START EXTRACTED ENTRIES

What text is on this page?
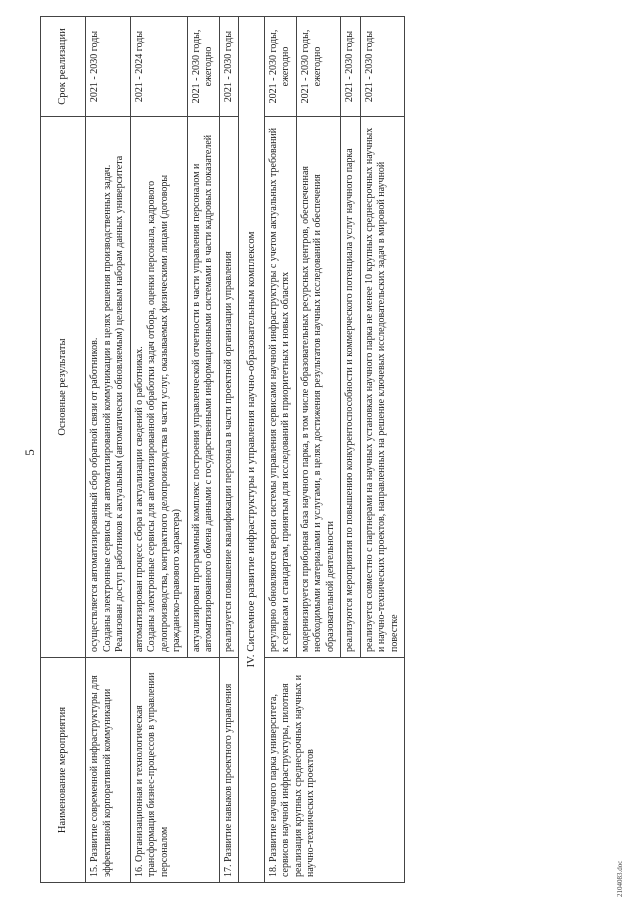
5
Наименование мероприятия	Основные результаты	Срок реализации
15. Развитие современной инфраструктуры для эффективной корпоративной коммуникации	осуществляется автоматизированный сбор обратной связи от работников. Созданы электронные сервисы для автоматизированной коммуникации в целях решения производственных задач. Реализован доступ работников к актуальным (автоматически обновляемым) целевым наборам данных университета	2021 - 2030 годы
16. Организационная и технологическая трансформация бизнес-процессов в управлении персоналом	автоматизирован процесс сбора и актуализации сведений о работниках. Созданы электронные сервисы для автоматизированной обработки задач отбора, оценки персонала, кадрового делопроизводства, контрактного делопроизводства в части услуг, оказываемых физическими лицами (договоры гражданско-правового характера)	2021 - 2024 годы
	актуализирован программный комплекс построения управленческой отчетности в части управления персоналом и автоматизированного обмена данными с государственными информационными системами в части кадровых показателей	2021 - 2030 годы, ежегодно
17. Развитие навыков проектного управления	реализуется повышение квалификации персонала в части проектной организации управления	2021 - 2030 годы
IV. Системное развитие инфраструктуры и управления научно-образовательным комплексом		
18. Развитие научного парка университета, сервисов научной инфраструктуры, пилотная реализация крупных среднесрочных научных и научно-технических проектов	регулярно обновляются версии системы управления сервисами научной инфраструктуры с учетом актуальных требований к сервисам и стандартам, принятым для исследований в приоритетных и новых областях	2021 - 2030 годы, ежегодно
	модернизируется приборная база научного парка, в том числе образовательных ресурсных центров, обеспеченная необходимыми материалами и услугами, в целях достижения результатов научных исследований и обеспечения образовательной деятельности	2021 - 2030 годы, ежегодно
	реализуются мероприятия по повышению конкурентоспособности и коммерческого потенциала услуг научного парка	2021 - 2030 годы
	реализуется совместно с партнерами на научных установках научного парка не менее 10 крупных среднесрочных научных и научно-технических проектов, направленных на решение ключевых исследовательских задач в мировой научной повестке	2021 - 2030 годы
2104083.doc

END EXTRACTED ENTRIES
START EXTRACTED ENTRIES

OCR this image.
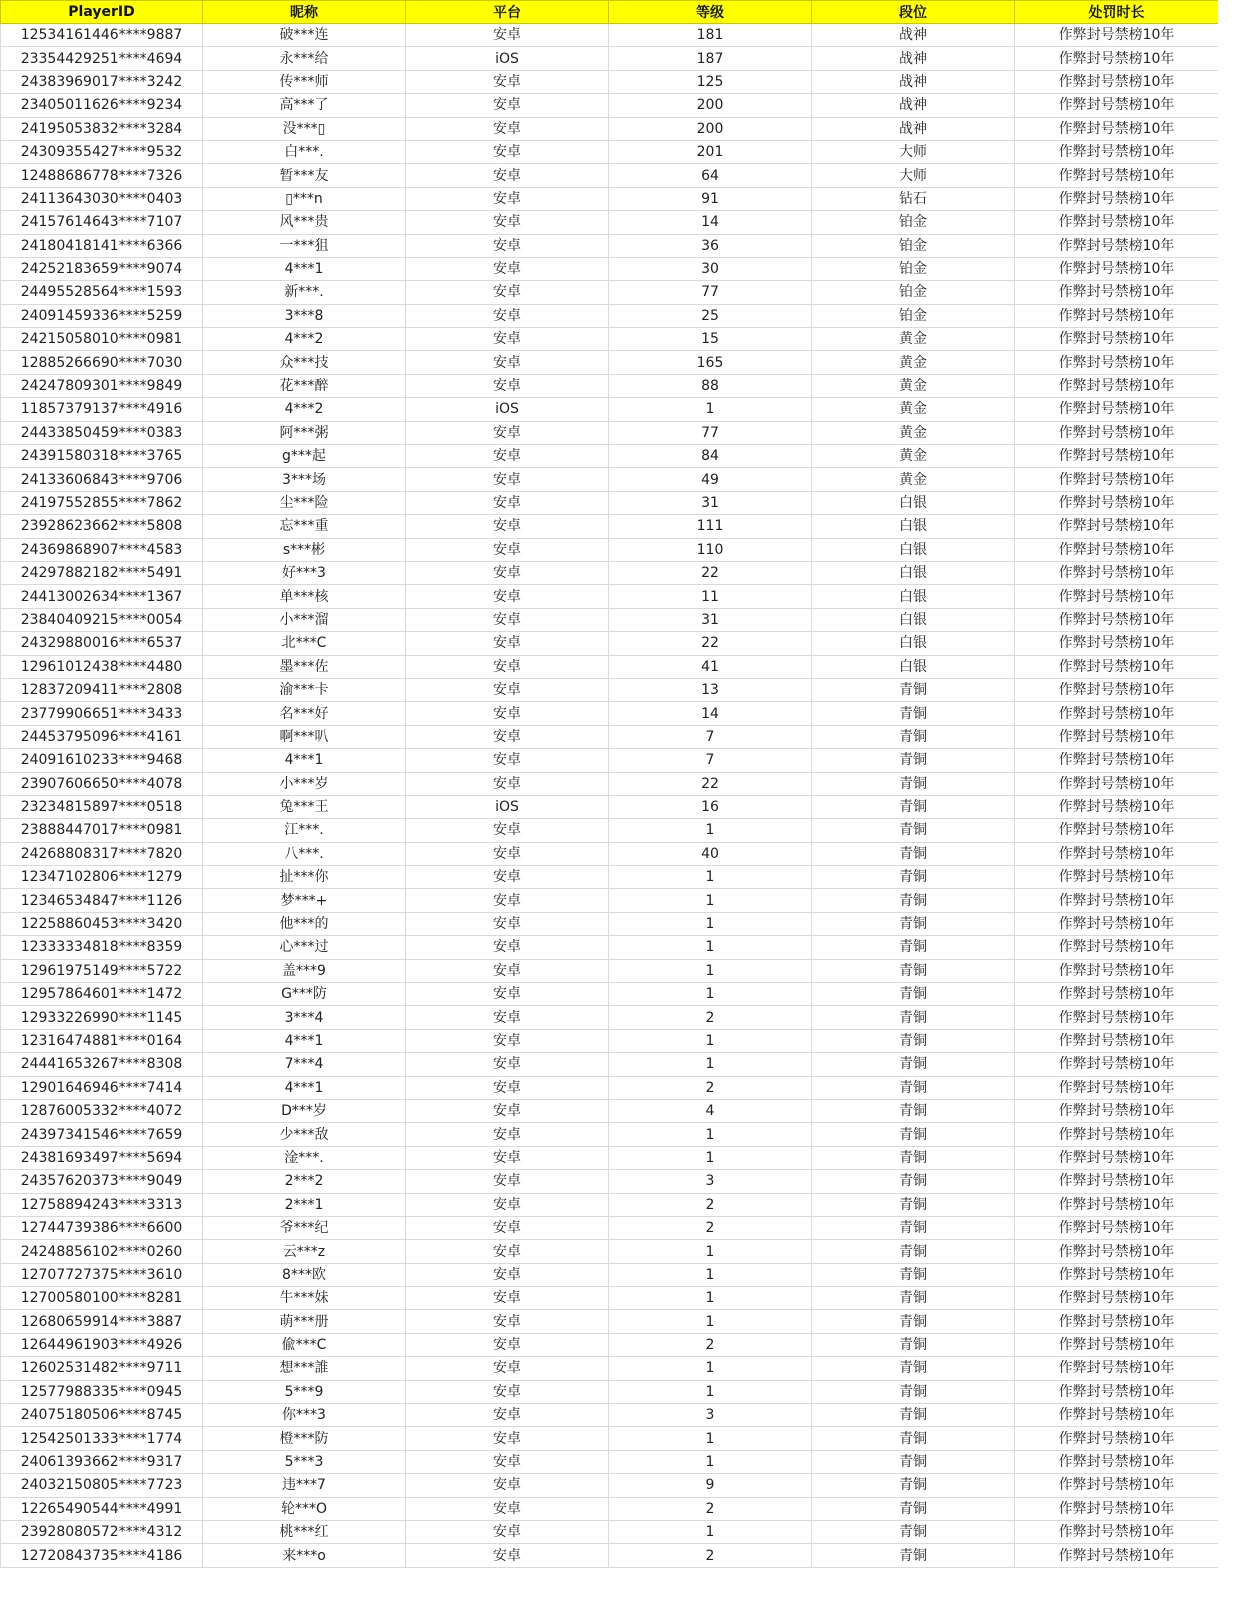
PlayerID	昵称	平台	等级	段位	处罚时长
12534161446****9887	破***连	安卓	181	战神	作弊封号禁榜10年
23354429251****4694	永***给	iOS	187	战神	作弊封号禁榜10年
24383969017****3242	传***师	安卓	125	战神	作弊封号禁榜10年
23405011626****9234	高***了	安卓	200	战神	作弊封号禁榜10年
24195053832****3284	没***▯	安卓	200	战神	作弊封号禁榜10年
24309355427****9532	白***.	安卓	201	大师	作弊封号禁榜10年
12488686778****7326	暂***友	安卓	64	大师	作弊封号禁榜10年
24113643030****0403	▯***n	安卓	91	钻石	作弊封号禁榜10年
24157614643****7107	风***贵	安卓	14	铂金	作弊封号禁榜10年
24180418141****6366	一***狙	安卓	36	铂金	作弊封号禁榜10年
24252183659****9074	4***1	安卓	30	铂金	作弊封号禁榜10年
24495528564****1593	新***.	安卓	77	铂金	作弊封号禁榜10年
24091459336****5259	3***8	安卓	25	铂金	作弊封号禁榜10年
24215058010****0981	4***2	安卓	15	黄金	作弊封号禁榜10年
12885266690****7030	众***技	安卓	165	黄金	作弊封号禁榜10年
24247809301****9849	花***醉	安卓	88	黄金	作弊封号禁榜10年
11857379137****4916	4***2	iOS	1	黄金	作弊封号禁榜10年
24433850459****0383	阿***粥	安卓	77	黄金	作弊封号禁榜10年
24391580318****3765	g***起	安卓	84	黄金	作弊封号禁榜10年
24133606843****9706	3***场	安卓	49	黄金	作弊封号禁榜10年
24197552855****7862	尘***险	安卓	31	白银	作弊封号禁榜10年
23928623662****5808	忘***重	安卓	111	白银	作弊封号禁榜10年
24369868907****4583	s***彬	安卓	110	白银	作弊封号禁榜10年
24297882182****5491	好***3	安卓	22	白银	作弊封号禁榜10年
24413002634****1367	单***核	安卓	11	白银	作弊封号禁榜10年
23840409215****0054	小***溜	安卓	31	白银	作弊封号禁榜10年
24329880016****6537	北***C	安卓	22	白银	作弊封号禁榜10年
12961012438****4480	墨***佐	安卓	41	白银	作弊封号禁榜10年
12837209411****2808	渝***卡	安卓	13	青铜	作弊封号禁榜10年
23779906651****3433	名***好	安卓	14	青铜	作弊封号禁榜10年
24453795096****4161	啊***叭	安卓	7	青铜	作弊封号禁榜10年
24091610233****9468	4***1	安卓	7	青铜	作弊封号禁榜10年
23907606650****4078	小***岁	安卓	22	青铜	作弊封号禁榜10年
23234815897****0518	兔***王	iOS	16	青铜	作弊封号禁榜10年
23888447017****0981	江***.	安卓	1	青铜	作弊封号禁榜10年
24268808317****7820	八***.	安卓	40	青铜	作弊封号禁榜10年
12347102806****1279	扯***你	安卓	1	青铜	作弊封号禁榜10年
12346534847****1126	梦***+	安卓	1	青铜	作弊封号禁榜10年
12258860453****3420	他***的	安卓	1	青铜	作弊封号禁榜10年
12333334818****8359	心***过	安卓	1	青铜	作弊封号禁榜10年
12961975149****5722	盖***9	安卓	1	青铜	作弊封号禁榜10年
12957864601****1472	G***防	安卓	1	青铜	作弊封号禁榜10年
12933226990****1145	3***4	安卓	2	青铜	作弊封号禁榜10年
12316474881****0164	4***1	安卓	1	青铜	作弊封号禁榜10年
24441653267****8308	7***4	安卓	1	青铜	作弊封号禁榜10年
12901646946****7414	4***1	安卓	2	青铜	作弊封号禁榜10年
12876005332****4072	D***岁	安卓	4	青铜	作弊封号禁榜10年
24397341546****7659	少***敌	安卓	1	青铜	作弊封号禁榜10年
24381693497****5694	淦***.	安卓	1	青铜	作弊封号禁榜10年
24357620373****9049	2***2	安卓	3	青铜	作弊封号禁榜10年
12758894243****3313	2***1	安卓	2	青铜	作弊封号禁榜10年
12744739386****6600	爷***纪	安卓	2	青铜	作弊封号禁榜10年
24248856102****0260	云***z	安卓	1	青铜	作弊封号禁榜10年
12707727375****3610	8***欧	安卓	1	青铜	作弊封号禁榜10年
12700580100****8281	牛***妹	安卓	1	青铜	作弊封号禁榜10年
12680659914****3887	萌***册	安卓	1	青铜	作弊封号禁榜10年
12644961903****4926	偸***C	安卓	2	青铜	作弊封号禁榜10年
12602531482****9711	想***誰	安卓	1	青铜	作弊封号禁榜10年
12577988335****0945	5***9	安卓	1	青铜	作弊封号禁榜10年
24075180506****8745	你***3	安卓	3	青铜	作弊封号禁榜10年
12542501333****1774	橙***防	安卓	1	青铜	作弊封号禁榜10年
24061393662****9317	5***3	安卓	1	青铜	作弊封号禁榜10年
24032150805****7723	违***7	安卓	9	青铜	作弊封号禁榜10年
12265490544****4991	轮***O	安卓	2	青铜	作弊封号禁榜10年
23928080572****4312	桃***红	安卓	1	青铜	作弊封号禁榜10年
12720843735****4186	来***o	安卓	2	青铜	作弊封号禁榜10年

END EXTRACTED ENTRIES

WHAT IS REQUIRED
Gather each line of the records holding the string "this".

THE REPLY
What text is on this page?
OCR this image.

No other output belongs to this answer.